Problem to solve
Please return the data word for word and leave out any picture it contains.

Supplied data

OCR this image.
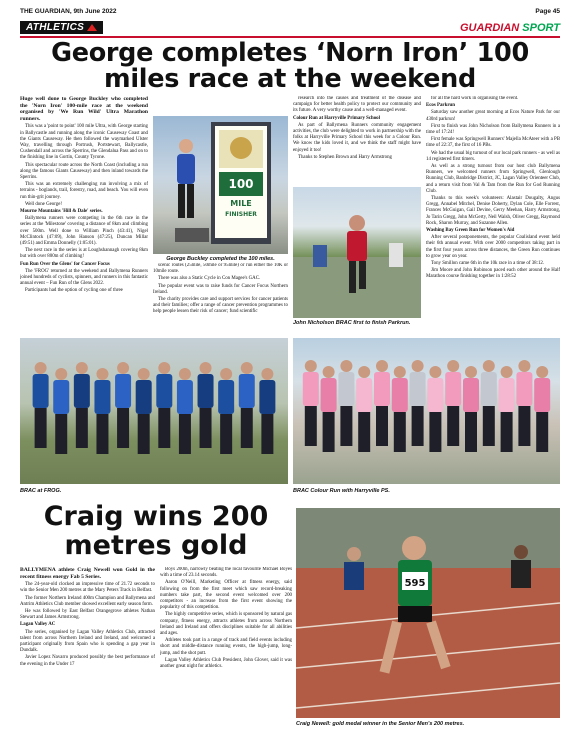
THE GUARDIAN, 9th June 2022	Page 45
ATHLETICS	GUARDIAN SPORT
George completes ‘Norn Iron’ 100
miles race at the weekend

Huge well done to George Buckley who completed the 'Norn Iron' 100-mile race at the weekend organised by 'We Run Wild' Ultra Marathon runners.

This was a 'point to point' 100 mile Ultra, with George starting in Ballycastle and running along the iconic Causeway Coast and the Giants Causeway. He then followed the waymarked Ulster Way, travelling through Portrush, Portstewart, Ballycastle, Cushendall and across the Sperrins, the Glendalua Pass and on to the finishing line in Gortin, County Tyrone.

This spectacular route across the North Coast (including a run along the famous Giants Causeway) and then inland towards the Sperrins.

This was an extremely challenging run involving a mix of terrains - boglands, trail, forestry, road, and beach. You will even run thin-grit journey.

Well done George!

Mourne Mountains 'Hill & Dale' series.

Ballymena runners were competing in the 6th race in the series at the 'Milestone' covering a distance of 8km and climbing over 500m. Well done to William Pinch (43:41), Nigel McClintock (47:09), John Hanson (47:25), Duncan Millar (49:51) and Emma Donnelly (1:05:01).

The next race in the series is at Loughshannagh covering 8km but with over 800m of climbing!

Fun Run Over the Glens' for Cancer Focus

The 'FROG' returned at the weekend and Ballymena Runners joined hundreds of cyclists, spinners, and runners in this fantastic annual event – Fun Run of the Glens 2022.

Participants had the option of cycling one of three

100
MILE
FINISHER
George Buckley completed the 100 miles.

scenic routes (25mile, 50mile or 95mile) or run either the 10K or 10mile route.

There was also a Static Cycle in Con Magee's GAC.

The popular event was to raise funds for Cancer Focus Northern Ireland.

The charity provides care and support services for cancer patients and their families; offer a range of cancer prevention programmes to help people lessen their risk of cancer; fund scientific

research into the causes and treatment of the disease and campaign for better health policy to protect our community and its future. A very worthy cause and a well-managed event.

Colour Run at Harryville Primary School

As part of Ballymena Runners community engagement activities, the club were delighted to work in partnership with the folks at Harryville Primary School this week for a Colour Run. We know the kids loved it, and we think the staff might have enjoyed it too!

Thanks to Stephen Brown and Harry Armstrong

John Nicholson BRAC first to finish Parkrun.

for all the hard work in organising the event.

Ecos Parkrun

Saturday saw another great morning at Ecos Nature Park for our 430rd parkrun!

First to finish was John Nicholson from Ballymena Runners in a time of 17:24!

First female was Springwell Runners' Majella McAteer with a PB time of 22:37, the first of 16 PBs.

We had the usual big turnout of our local park runners - as well as 14 registered first timers.

As well as a strong turnout from our host club Ballymena Runners, we welcomed runners from Springwell, Glenlough Running Club, Banbridge District, JC, Lagan Valley Orienteer Club, and a return visit from Val & Tam from the Run for God Running Club.

Thanks to this week's volunteers: Alastair Dougalty, Angus Gregg, Annabel Mitchel, Denise Doherty, Dylan Cole, Elle Forrest, Frances McGuigan, Gail Devine, Gerry Meehan, Harry Armstrong, Jo Tarin Gregg, John McGerty, Neil Walsh, Oliver Gregg, Raymond Rock, Sharon Murray, and Suzanne Allen.

Washing Bay Green Run for Women's Aid

After several postponements, the popular Coalisland event held their 6th annual event. With over 2000 competitors taking part in the first four years across three distances, the Green Run continues to grow year on year.

Tony Smillon came 6th in the 10k race in a time of 38:12.

Jim Moore and John Robinson paced each other around the Half Marathon course finishing together in 1:28:52

BRAC at FROG.	BRAC Colour Run with Harryville PS.
Craig wins 200
metres gold

BALLYMENA athlete Craig Newell won Gold in the recent fitness energy Fab 5 Series.

The 24-year-old clocked an impressive time of 21.72 seconds to win the Senior Men 200 metres at the Mary Peters Track in Belfast.

The former Northern Ireland 400m Champion and Ballymena and Antrim Athletics Club member showed excellent early season form.

He was followed by East Belfast Orangegrove athletes Nathan Stewart and James Armstrong.

Lagan Valley AC

The series, organised by Lagan Valley Athletics Club, attracted talent from across Northern Ireland and Ireland, and welcomed a participant originally from Spain who is spending a gap year in Dundalk.

Javier Lopez Navarro produced possibly the best performance of the evening in the Under 17

Boys 200m, narrowly beating the local favourite Michael Boyes with a time of 23.14 seconds.

Aaron O'Neill, Marketing Officer at fitness energy, said following on from the first meet which saw record-breaking numbers take part, the second event welcomed over 200 competitors - an increase from the first event showing the popularity of this competition.

The highly competitive series, which is sponsored by natural gas company, fitness energy, attracts athletes from across Northern Ireland and Ireland and offers disciplines suitable for all abilities and ages.

Athletes took part in a range of track and field events including short and middle-distance running events, the high-jump, long-jump, and the shot putt.

Lagan Valley Athletics Club President, John Glover, said it was another great night for athletics.

595
Craig Newell: gold medal winner in the Senior Men's 200 metres.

Your solution
OCR this image.
THE GUARDIAN, 9th June 2022	Page 45
ATHLETICS	GUARDIAN SPORT
George completes ‘Norn Iron’ 100
miles race at the weekend

Huge well done to George Buckley who completed the 'Norn Iron' 100-mile race at the weekend organised by 'We Run Wild' Ultra Marathon runners.

This was a 'point to point' 100 mile Ultra, with George starting in Ballycastle and running along the iconic Causeway Coast and the Giants Causeway. He then followed the waymarked Ulster Way, travelling through Portrush, Portstewart, Ballycastle, Cushendall and across the Sperrins, the Glendalua Pass and on to the finishing line in Gortin, County Tyrone.

This spectacular route across the North Coast (including a run along the famous Giants Causeway) and then inland towards the Sperrins.

This was an extremely challenging run involving a mix of terrains - boglands, trail, forestry, road, and beach. You will even run thin-grit journey.

Well done George!

Mourne Mountains 'Hill & Dale' series.

Ballymena runners were competing in the 6th race in the series at the 'Milestone' covering a distance of 8km and climbing over 500m. Well done to William Pinch (43:41), Nigel McClintock (47:09), John Hanson (47:25), Duncan Millar (49:51) and Emma Donnelly (1:05:01).

The next race in the series is at Loughshannagh covering 8km but with over 800m of climbing!

Fun Run Over the Glens' for Cancer Focus

The 'FROG' returned at the weekend and Ballymena Runners joined hundreds of cyclists, spinners, and runners in this fantastic annual event – Fun Run of the Glens 2022.

Participants had the option of cycling one of three

100
MILE
FINISHER
George Buckley completed the 100 miles.

scenic routes (25mile, 50mile or 95mile) or run either the 10K or 10mile route.

There was also a Static Cycle in Con Magee's GAC.

The popular event was to raise funds for Cancer Focus Northern Ireland.

The charity provides care and support services for cancer patients and their families; offer a range of cancer prevention programmes to help people lessen their risk of cancer; fund scientific

research into the causes and treatment of the disease and campaign for better health policy to protect our community and its future. A very worthy cause and a well-managed event.

Colour Run at Harryville Primary School

As part of Ballymena Runners community engagement activities, the club were delighted to work in partnership with the folks at Harryville Primary School this week for a Colour Run. We know the kids loved it, and we think the staff might have enjoyed it too!

Thanks to Stephen Brown and Harry Armstrong

John Nicholson BRAC first to finish Parkrun.

for all the hard work in organising the event.

Ecos Parkrun

Saturday saw another great morning at Ecos Nature Park for our 430rd parkrun!

First to finish was John Nicholson from Ballymena Runners in a time of 17:24!

First female was Springwell Runners' Majella McAteer with a PB time of 22:37, the first of 16 PBs.

We had the usual big turnout of our local park runners - as well as 14 registered first timers.

As well as a strong turnout from our host club Ballymena Runners, we welcomed runners from Springwell, Glenlough Running Club, Banbridge District, JC, Lagan Valley Orienteer Club, and a return visit from Val & Tam from the Run for God Running Club.

Thanks to this week's volunteers: Alastair Dougalty, Angus Gregg, Annabel Mitchel, Denise Doherty, Dylan Cole, Elle Forrest, Frances McGuigan, Gail Devine, Gerry Meehan, Harry Armstrong, Jo Tarin Gregg, John McGerty, Neil Walsh, Oliver Gregg, Raymond Rock, Sharon Murray, and Suzanne Allen.

Washing Bay Green Run for Women's Aid

After several postponements, the popular Coalisland event held their 6th annual event. With over 2000 competitors taking part in the first four years across three distances, the Green Run continues to grow year on year.

Tony Smillon came 6th in the 10k race in a time of 38:12.

Jim Moore and John Robinson paced each other around the Half Marathon course finishing together in 1:28:52

BRAC at FROG.	BRAC Colour Run with Harryville PS.
Craig wins 200
metres gold

BALLYMENA athlete Craig Newell won Gold in the recent fitness energy Fab 5 Series.

The 24-year-old clocked an impressive time of 21.72 seconds to win the Senior Men 200 metres at the Mary Peters Track in Belfast.

The former Northern Ireland 400m Champion and Ballymena and Antrim Athletics Club member showed excellent early season form.

He was followed by East Belfast Orangegrove athletes Nathan Stewart and James Armstrong.

Lagan Valley AC

The series, organised by Lagan Valley Athletics Club, attracted talent from across Northern Ireland and Ireland, and welcomed a participant originally from Spain who is spending a gap year in Dundalk.

Javier Lopez Navarro produced possibly the best performance of the evening in the Under 17

Boys 200m, narrowly beating the local favourite Michael Boyes with a time of 23.14 seconds.

Aaron O'Neill, Marketing Officer at fitness energy, said following on from the first meet which saw record-breaking numbers take part, the second event welcomed over 200 competitors - an increase from the first event showing the popularity of this competition.

The highly competitive series, which is sponsored by natural gas company, fitness energy, attracts athletes from across Northern Ireland and Ireland and offers disciplines suitable for all abilities and ages.

Athletes took part in a range of track and field events including short and middle-distance running events, the high-jump, long-jump, and the shot putt.

Lagan Valley Athletics Club President, John Glover, said it was another great night for athletics.

595
Craig Newell: gold medal winner in the Senior Men's 200 metres.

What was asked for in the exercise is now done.